• PROBLEM DETAILS
Find the lines with "bytes" in them and copy them out.
* Start *
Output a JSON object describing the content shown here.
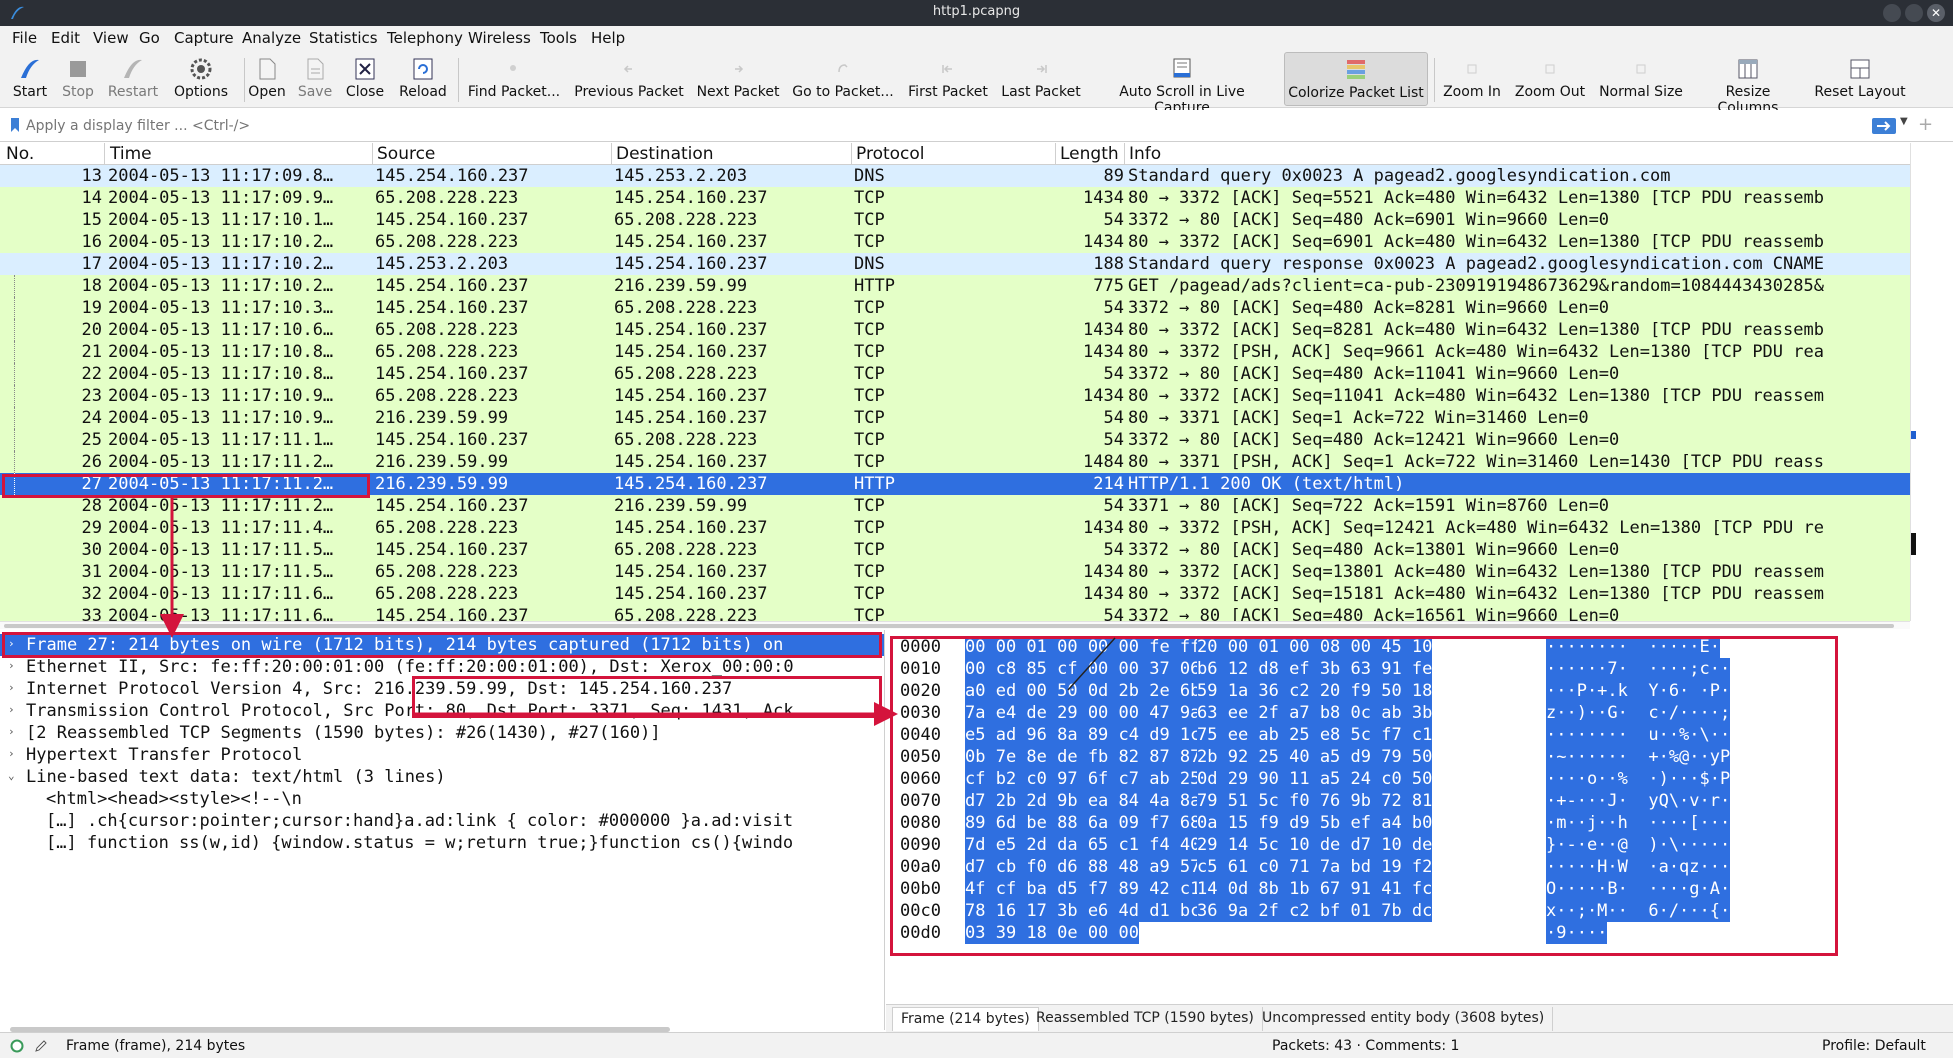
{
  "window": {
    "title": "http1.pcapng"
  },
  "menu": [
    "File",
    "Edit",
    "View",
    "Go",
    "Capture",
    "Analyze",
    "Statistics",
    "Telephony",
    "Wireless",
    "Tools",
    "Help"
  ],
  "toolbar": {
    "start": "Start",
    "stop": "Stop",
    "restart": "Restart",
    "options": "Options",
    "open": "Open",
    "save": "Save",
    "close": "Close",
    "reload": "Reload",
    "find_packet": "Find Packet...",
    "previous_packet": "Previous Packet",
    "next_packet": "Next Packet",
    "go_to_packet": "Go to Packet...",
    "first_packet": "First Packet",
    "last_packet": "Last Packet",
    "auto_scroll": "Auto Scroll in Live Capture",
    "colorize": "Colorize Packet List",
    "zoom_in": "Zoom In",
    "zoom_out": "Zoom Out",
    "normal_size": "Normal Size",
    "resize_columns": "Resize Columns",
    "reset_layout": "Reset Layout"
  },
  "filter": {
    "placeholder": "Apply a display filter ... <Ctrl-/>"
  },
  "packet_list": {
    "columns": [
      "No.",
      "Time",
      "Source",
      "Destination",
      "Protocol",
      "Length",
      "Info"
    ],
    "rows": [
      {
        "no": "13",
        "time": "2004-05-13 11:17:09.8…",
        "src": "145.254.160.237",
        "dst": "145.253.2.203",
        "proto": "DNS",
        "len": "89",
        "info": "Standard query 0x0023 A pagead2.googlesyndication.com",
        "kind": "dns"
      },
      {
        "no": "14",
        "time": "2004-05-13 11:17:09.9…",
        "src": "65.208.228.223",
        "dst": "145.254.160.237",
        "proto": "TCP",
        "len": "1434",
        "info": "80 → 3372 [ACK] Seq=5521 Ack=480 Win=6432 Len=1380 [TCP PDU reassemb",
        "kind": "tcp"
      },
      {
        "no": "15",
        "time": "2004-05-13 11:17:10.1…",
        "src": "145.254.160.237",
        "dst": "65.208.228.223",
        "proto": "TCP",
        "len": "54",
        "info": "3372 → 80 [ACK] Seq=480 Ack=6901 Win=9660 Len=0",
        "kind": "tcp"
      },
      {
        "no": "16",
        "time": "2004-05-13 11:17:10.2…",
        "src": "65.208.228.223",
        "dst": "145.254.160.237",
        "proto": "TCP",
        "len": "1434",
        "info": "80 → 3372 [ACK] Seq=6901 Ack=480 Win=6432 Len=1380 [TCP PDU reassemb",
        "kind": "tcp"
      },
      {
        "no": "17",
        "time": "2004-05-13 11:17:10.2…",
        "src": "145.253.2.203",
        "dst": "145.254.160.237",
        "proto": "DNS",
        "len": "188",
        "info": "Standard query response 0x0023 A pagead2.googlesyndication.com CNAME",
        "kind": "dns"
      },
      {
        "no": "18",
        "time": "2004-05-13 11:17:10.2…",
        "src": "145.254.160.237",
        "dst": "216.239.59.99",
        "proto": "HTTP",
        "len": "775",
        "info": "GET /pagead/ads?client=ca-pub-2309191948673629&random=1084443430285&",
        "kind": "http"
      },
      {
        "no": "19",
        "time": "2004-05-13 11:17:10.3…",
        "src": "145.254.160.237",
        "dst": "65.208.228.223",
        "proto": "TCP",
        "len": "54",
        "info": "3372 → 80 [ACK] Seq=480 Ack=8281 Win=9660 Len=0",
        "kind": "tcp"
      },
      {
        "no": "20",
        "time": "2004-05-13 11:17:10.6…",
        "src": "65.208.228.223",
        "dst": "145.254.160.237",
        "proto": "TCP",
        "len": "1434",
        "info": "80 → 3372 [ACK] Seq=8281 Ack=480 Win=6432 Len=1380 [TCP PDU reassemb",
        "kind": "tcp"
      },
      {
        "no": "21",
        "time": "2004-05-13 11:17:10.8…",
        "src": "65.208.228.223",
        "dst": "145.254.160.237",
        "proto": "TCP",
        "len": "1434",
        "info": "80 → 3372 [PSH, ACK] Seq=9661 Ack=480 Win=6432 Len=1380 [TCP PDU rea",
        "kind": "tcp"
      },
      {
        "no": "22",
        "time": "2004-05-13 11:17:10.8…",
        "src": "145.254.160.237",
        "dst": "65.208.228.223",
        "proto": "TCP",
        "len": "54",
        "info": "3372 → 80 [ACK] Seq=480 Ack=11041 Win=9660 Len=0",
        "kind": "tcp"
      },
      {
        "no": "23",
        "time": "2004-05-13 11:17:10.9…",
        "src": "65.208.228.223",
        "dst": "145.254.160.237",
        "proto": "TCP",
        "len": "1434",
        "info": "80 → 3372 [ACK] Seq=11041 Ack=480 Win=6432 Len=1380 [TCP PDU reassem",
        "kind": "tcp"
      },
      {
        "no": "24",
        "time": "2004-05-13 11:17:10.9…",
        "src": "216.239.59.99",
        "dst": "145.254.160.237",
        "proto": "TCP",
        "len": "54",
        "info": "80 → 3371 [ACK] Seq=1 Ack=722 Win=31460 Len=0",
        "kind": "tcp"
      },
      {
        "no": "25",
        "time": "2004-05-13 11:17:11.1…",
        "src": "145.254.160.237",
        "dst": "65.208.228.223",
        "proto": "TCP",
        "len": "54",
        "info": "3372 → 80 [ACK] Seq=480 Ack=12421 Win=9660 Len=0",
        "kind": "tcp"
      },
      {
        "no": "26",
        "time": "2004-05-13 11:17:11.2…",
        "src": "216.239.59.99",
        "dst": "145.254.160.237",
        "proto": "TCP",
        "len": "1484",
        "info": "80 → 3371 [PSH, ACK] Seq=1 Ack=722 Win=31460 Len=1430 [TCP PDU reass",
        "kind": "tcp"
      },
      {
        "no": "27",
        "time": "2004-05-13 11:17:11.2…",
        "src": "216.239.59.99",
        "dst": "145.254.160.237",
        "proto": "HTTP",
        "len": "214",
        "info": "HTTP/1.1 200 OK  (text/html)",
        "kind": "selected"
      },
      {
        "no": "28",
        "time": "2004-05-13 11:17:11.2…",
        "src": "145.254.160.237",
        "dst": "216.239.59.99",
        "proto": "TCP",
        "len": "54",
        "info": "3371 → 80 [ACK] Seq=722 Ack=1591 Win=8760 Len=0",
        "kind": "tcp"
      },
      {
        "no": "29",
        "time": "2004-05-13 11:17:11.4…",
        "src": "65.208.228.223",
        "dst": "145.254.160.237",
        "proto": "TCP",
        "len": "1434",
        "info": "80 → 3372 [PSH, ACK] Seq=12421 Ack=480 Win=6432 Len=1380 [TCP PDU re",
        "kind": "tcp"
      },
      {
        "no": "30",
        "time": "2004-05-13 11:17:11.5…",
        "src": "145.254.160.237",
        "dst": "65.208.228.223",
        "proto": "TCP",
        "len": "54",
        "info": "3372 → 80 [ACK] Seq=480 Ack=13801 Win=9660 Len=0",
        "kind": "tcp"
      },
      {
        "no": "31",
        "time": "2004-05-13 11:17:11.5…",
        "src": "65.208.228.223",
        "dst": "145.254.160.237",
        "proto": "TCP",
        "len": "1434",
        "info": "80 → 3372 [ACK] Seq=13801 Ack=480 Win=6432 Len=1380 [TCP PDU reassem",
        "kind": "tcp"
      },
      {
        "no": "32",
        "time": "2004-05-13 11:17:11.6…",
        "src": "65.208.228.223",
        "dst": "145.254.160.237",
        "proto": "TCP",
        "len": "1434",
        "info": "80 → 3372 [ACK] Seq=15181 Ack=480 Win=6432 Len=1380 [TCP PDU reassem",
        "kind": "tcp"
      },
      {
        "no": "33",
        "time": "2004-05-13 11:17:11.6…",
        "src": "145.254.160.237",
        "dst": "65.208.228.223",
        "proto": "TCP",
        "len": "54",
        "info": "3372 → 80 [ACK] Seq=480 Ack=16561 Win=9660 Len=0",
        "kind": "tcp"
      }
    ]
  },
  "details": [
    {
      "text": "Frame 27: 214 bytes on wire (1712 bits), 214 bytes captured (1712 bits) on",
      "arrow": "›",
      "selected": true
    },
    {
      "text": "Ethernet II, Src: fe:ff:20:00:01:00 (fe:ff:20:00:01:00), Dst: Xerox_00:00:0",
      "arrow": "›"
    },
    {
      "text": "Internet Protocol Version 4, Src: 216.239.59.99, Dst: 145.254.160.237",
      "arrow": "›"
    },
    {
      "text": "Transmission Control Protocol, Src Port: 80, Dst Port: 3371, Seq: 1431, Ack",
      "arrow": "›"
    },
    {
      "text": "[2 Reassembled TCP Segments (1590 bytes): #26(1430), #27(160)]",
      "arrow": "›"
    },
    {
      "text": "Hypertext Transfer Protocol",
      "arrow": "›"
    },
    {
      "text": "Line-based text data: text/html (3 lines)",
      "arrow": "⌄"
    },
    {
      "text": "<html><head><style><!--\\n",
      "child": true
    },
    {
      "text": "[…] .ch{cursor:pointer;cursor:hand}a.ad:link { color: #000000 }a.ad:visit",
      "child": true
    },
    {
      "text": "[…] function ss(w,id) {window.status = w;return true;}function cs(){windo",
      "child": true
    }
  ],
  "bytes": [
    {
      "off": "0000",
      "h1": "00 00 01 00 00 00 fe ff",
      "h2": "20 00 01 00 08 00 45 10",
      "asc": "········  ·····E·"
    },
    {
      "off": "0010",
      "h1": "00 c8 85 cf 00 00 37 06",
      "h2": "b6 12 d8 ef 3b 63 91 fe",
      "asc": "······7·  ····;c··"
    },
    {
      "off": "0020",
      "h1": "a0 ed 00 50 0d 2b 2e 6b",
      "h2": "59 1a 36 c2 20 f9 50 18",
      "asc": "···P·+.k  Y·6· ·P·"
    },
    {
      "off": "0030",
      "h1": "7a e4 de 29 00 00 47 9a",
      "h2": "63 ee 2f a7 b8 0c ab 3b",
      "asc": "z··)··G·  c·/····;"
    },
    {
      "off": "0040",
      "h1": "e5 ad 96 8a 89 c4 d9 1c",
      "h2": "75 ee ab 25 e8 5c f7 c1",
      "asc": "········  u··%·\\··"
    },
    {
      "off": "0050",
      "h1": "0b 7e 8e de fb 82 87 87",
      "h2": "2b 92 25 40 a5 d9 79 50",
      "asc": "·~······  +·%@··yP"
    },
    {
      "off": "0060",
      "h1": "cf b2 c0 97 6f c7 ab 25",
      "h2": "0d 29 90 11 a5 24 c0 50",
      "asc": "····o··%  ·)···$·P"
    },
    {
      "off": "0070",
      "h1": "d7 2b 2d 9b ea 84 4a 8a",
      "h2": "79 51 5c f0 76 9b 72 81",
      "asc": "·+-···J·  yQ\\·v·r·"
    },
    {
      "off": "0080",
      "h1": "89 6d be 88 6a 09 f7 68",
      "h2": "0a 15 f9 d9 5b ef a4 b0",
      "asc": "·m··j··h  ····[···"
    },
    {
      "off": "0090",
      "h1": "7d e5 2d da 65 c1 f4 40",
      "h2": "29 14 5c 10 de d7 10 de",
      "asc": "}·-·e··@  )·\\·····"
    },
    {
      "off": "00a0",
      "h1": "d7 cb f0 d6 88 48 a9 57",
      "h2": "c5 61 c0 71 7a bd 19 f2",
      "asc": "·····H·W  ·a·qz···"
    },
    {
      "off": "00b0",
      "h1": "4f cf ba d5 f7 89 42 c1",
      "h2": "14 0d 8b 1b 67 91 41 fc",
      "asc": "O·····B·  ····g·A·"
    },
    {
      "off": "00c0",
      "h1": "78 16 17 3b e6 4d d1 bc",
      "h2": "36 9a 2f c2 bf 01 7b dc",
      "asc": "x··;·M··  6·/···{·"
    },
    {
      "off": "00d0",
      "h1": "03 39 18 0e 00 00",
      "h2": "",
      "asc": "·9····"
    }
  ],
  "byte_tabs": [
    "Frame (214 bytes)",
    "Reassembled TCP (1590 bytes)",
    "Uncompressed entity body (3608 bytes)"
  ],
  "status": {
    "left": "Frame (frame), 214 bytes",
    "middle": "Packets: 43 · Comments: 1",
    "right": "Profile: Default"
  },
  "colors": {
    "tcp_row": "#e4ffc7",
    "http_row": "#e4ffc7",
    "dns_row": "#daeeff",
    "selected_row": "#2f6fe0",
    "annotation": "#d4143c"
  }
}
* End *
• OUTPUT
      "text": "Frame 27: 214 bytes on wire (1712 bits), 214 bytes captured (1712 bits) on",
      "text": "[2 Reassembled TCP Segments (1590 bytes): #26(1430), #27(160)]",
  "bytes": [
    "Frame (214 bytes)",
    "Reassembled TCP (1590 bytes)",
    "Uncompressed entity body (3608 bytes)"
    "left": "Frame (frame), 214 bytes",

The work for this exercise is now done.